§ Material supplied

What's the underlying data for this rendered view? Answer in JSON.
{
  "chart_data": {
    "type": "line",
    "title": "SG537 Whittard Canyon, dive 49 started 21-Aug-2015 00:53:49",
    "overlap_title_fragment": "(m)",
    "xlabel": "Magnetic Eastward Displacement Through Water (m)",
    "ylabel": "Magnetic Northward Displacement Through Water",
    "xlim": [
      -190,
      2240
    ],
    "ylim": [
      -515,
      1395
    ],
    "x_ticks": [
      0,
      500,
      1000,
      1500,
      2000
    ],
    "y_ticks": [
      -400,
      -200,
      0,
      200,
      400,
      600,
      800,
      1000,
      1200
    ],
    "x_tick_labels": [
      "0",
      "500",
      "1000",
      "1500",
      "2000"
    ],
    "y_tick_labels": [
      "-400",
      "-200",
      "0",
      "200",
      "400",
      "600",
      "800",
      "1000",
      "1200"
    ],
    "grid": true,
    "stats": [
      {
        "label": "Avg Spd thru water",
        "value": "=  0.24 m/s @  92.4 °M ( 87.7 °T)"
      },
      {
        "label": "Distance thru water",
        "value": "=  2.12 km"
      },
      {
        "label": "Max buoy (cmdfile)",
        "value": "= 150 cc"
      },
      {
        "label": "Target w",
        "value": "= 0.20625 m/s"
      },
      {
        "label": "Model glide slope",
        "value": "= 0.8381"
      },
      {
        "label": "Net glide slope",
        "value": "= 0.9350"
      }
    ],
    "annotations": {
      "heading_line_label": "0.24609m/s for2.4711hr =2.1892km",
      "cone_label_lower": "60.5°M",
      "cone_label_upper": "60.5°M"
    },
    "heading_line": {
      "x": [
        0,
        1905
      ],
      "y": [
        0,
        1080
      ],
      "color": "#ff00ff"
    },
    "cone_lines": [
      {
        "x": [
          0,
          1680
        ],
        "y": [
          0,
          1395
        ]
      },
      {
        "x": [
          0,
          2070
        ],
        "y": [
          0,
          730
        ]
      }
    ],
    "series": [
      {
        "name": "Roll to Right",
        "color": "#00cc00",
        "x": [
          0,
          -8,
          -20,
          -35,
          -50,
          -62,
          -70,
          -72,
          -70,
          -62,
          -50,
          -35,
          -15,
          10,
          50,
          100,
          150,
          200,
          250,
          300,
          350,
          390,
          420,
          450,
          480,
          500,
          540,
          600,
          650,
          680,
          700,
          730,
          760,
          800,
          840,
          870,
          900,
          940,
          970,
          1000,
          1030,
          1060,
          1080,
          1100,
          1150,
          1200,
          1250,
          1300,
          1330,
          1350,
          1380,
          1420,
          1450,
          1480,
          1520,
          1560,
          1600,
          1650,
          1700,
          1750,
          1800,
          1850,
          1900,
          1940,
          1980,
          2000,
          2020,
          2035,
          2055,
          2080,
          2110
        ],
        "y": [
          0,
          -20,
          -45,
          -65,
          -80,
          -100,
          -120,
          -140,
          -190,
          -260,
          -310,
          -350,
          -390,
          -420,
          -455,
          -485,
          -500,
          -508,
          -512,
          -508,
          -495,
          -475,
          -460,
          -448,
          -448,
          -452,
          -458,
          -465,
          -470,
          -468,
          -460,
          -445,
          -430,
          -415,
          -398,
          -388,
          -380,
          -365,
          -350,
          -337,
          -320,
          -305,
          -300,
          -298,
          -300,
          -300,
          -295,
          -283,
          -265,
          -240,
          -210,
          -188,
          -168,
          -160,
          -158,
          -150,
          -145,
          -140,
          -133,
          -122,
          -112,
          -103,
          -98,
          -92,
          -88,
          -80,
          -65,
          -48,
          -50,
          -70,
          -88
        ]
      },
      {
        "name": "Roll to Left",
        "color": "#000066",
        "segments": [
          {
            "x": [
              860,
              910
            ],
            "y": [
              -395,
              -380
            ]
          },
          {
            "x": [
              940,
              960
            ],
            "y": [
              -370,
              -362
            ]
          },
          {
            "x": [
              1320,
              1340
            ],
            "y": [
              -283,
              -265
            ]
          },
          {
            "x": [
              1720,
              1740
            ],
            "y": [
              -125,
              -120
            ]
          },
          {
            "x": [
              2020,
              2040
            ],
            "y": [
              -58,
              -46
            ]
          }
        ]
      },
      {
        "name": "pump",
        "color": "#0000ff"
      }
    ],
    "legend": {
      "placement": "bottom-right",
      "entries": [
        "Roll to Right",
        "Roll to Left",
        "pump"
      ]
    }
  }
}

§ What is being asked
Write out every entry again exactly, please, with nothing missing.

§ Exercise answer
What's the underlying data for this rendered view? Answer in JSON.
{
  "chart_data": {
    "type": "line",
    "title": "SG537 Whittard Canyon, dive 49 started 21-Aug-2015 00:53:49",
    "overlap_title_fragment": "(m)",
    "xlabel": "Magnetic Eastward Displacement Through Water (m)",
    "ylabel": "Magnetic Northward Displacement Through Water",
    "xlim": [
      -190,
      2240
    ],
    "ylim": [
      -515,
      1395
    ],
    "x_ticks": [
      0,
      500,
      1000,
      1500,
      2000
    ],
    "y_ticks": [
      -400,
      -200,
      0,
      200,
      400,
      600,
      800,
      1000,
      1200
    ],
    "x_tick_labels": [
      "0",
      "500",
      "1000",
      "1500",
      "2000"
    ],
    "y_tick_labels": [
      "-400",
      "-200",
      "0",
      "200",
      "400",
      "600",
      "800",
      "1000",
      "1200"
    ],
    "grid": true,
    "stats": [
      {
        "label": "Avg Spd thru water",
        "value": "=  0.24 m/s @  92.4 °M ( 87.7 °T)"
      },
      {
        "label": "Distance thru water",
        "value": "=  2.12 km"
      },
      {
        "label": "Max buoy (cmdfile)",
        "value": "= 150 cc"
      },
      {
        "label": "Target w",
        "value": "= 0.20625 m/s"
      },
      {
        "label": "Model glide slope",
        "value": "= 0.8381"
      },
      {
        "label": "Net glide slope",
        "value": "= 0.9350"
      }
    ],
    "annotations": {
      "heading_line_label": "0.24609m/s for2.4711hr =2.1892km",
      "cone_label_lower": "60.5°M",
      "cone_label_upper": "60.5°M"
    },
    "heading_line": {
      "x": [
        0,
        1905
      ],
      "y": [
        0,
        1080
      ],
      "color": "#ff00ff"
    },
    "cone_lines": [
      {
        "x": [
          0,
          1680
        ],
        "y": [
          0,
          1395
        ]
      },
      {
        "x": [
          0,
          2070
        ],
        "y": [
          0,
          730
        ]
      }
    ],
    "series": [
      {
        "name": "Roll to Right",
        "color": "#00cc00",
        "x": [
          0,
          -8,
          -20,
          -35,
          -50,
          -62,
          -70,
          -72,
          -70,
          -62,
          -50,
          -35,
          -15,
          10,
          50,
          100,
          150,
          200,
          250,
          300,
          350,
          390,
          420,
          450,
          480,
          500,
          540,
          600,
          650,
          680,
          700,
          730,
          760,
          800,
          840,
          870,
          900,
          940,
          970,
          1000,
          1030,
          1060,
          1080,
          1100,
          1150,
          1200,
          1250,
          1300,
          1330,
          1350,
          1380,
          1420,
          1450,
          1480,
          1520,
          1560,
          1600,
          1650,
          1700,
          1750,
          1800,
          1850,
          1900,
          1940,
          1980,
          2000,
          2020,
          2035,
          2055,
          2080,
          2110
        ],
        "y": [
          0,
          -20,
          -45,
          -65,
          -80,
          -100,
          -120,
          -140,
          -190,
          -260,
          -310,
          -350,
          -390,
          -420,
          -455,
          -485,
          -500,
          -508,
          -512,
          -508,
          -495,
          -475,
          -460,
          -448,
          -448,
          -452,
          -458,
          -465,
          -470,
          -468,
          -460,
          -445,
          -430,
          -415,
          -398,
          -388,
          -380,
          -365,
          -350,
          -337,
          -320,
          -305,
          -300,
          -298,
          -300,
          -300,
          -295,
          -283,
          -265,
          -240,
          -210,
          -188,
          -168,
          -160,
          -158,
          -150,
          -145,
          -140,
          -133,
          -122,
          -112,
          -103,
          -98,
          -92,
          -88,
          -80,
          -65,
          -48,
          -50,
          -70,
          -88
        ]
      },
      {
        "name": "Roll to Left",
        "color": "#000066",
        "segments": [
          {
            "x": [
              860,
              910
            ],
            "y": [
              -395,
              -380
            ]
          },
          {
            "x": [
              940,
              960
            ],
            "y": [
              -370,
              -362
            ]
          },
          {
            "x": [
              1320,
              1340
            ],
            "y": [
              -283,
              -265
            ]
          },
          {
            "x": [
              1720,
              1740
            ],
            "y": [
              -125,
              -120
            ]
          },
          {
            "x": [
              2020,
              2040
            ],
            "y": [
              -58,
              -46
            ]
          }
        ]
      },
      {
        "name": "pump",
        "color": "#0000ff"
      }
    ],
    "legend": {
      "placement": "bottom-right",
      "entries": [
        "Roll to Right",
        "Roll to Left",
        "pump"
      ]
    }
  }
}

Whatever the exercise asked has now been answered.